Extracted data entries
▬▬▬

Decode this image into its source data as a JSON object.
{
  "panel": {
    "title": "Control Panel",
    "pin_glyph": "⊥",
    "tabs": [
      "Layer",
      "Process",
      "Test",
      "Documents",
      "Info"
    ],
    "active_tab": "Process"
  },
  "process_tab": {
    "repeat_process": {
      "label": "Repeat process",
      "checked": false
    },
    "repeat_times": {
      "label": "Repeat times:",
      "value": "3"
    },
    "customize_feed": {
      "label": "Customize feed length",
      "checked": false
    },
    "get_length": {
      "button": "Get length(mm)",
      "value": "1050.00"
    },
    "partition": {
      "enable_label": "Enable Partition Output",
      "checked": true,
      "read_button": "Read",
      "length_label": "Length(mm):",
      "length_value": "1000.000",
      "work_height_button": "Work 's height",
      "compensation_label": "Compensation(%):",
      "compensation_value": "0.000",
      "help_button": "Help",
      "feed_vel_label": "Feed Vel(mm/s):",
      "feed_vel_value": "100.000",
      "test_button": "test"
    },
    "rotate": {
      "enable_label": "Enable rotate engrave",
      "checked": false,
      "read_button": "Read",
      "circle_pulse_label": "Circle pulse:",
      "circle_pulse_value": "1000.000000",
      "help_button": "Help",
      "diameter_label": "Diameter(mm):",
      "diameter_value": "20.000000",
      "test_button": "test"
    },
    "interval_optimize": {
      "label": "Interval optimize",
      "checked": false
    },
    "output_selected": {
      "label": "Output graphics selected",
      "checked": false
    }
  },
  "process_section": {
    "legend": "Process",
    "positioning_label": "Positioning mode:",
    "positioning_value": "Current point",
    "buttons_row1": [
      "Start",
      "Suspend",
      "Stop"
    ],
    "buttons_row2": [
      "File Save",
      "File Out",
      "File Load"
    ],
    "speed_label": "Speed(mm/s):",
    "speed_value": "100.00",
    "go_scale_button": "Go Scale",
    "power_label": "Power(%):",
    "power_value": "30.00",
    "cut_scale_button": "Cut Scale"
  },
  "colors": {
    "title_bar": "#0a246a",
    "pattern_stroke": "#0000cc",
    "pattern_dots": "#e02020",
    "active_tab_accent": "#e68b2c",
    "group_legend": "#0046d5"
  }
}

▬▬▬

Scan the lines for the string "Scale". Pick out every line that has it.

> [Answer to the problem]
    "go_scale_button": "Go Scale",
    "cut_scale_button": "Cut Scale"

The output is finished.